Direction ::
Leaving the pictures aside, transcribe every line below exactly.

Supplied data ::
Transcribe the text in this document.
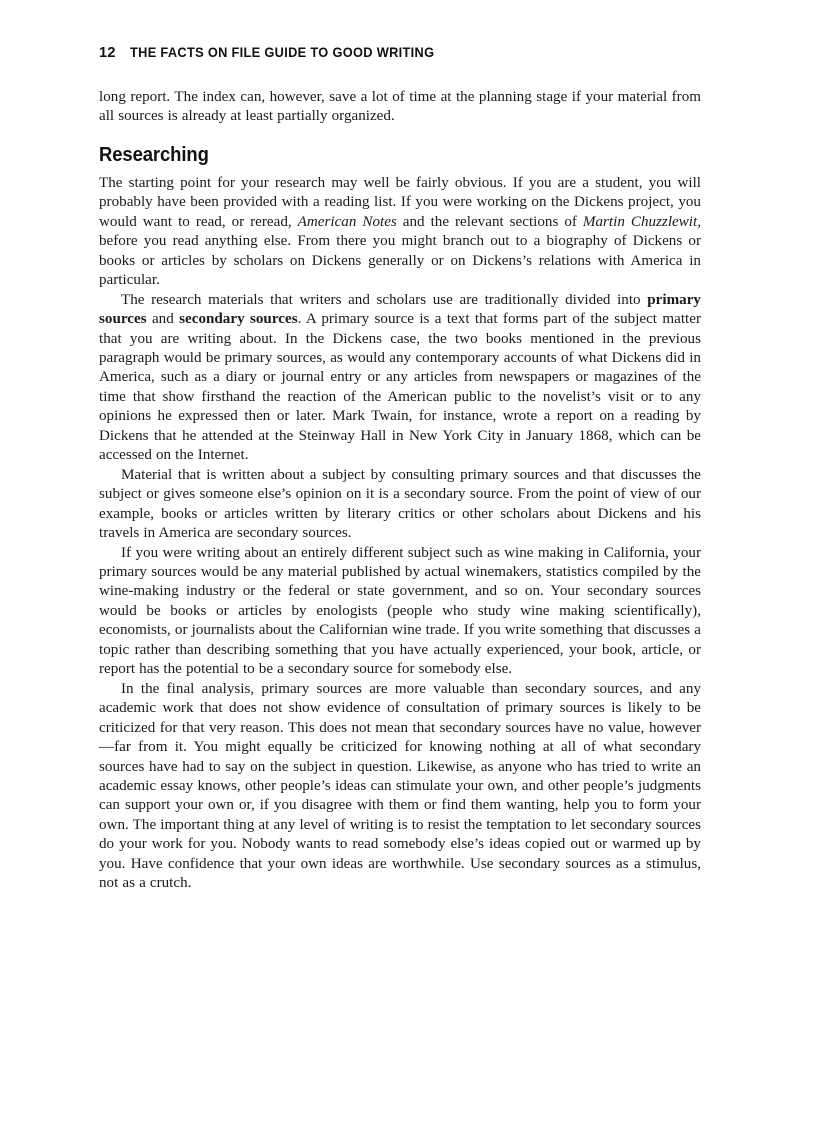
12 THE FACTS ON FILE GUIDE TO GOOD WRITING

long report. The index can, however, save a lot of time at the planning stage if your material from all sources is already at least partially organized.

Researching

The starting point for your research may well be fairly obvious. If you are a student, you will probably have been provided with a reading list. If you were working on the Dickens project, you would want to read, or reread, American Notes and the relevant sections of Martin Chuzzlewit, before you read anything else. From there you might branch out to a biography of Dickens or books or articles by scholars on Dickens generally or on Dickens’s relations with America in particular.

The research materials that writers and scholars use are traditionally divided into primary sources and secondary sources. A primary source is a text that forms part of the subject matter that you are writing about. In the Dickens case, the two books mentioned in the previous paragraph would be primary sources, as would any contemporary accounts of what Dickens did in America, such as a diary or journal entry or any articles from newspapers or magazines of the time that show firsthand the reaction of the American public to the novelist’s visit or to any opinions he expressed then or later. Mark Twain, for instance, wrote a report on a reading by Dickens that he attended at the Steinway Hall in New York City in January 1868, which can be accessed on the Internet.

Material that is written about a subject by consulting primary sources and that discusses the subject or gives someone else’s opinion on it is a secondary source. From the point of view of our example, books or articles written by literary critics or other scholars about Dickens and his travels in America are secondary sources.

If you were writing about an entirely different subject such as wine making in California, your primary sources would be any material published by actual winemakers, statistics compiled by the wine-making industry or the federal or state government, and so on. Your secondary sources would be books or articles by enologists (people who study wine making scientifically), economists, or journalists about the Californian wine trade. If you write something that discusses a topic rather than describing something that you have actually experienced, your book, article, or report has the potential to be a secondary source for somebody else.

In the final analysis, primary sources are more valuable than secondary sources, and any academic work that does not show evidence of consultation of primary sources is likely to be criticized for that very reason. This does not mean that secondary sources have no value, however—far from it. You might equally be criticized for knowing nothing at all of what secondary sources have had to say on the subject in question. Likewise, as anyone who has tried to write an academic essay knows, other people’s ideas can stimulate your own, and other people’s judgments can support your own or, if you disagree with them or find them wanting, help you to form your own. The important thing at any level of writing is to resist the temptation to let secondary sources do your work for you. Nobody wants to read somebody else’s ideas copied out or warmed up by you. Have confidence that your own ideas are worthwhile. Use secondary sources as a stimulus, not as a crutch.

Answer to the exercise ::
Transcribe the text in this document.
12 THE FACTS ON FILE GUIDE TO GOOD WRITING

long report. The index can, however, save a lot of time at the planning stage if your material from all sources is already at least partially organized.

Researching

The starting point for your research may well be fairly obvious. If you are a student, you will probably have been provided with a reading list. If you were working on the Dickens project, you would want to read, or reread, American Notes and the relevant sections of Martin Chuzzlewit, before you read anything else. From there you might branch out to a biography of Dickens or books or articles by scholars on Dickens generally or on Dickens’s relations with America in particular.

The research materials that writers and scholars use are traditionally divided into primary sources and secondary sources. A primary source is a text that forms part of the subject matter that you are writing about. In the Dickens case, the two books mentioned in the previous paragraph would be primary sources, as would any contemporary accounts of what Dickens did in America, such as a diary or journal entry or any articles from newspapers or magazines of the time that show firsthand the reaction of the American public to the novelist’s visit or to any opinions he expressed then or later. Mark Twain, for instance, wrote a report on a reading by Dickens that he attended at the Steinway Hall in New York City in January 1868, which can be accessed on the Internet.

Material that is written about a subject by consulting primary sources and that discusses the subject or gives someone else’s opinion on it is a secondary source. From the point of view of our example, books or articles written by literary critics or other scholars about Dickens and his travels in America are secondary sources.

If you were writing about an entirely different subject such as wine making in California, your primary sources would be any material published by actual winemakers, statistics compiled by the wine-making industry or the federal or state government, and so on. Your secondary sources would be books or articles by enologists (people who study wine making scientifically), economists, or journalists about the Californian wine trade. If you write something that discusses a topic rather than describing something that you have actually experienced, your book, article, or report has the potential to be a secondary source for somebody else.

In the final analysis, primary sources are more valuable than secondary sources, and any academic work that does not show evidence of consultation of primary sources is likely to be criticized for that very reason. This does not mean that secondary sources have no value, however—far from it. You might equally be criticized for knowing nothing at all of what secondary sources have had to say on the subject in question. Likewise, as anyone who has tried to write an academic essay knows, other people’s ideas can stimulate your own, and other people’s judgments can support your own or, if you disagree with them or find them wanting, help you to form your own. The important thing at any level of writing is to resist the temptation to let secondary sources do your work for you. Nobody wants to read somebody else’s ideas copied out or warmed up by you. Have confidence that your own ideas are worthwhile. Use secondary sources as a stimulus, not as a crutch.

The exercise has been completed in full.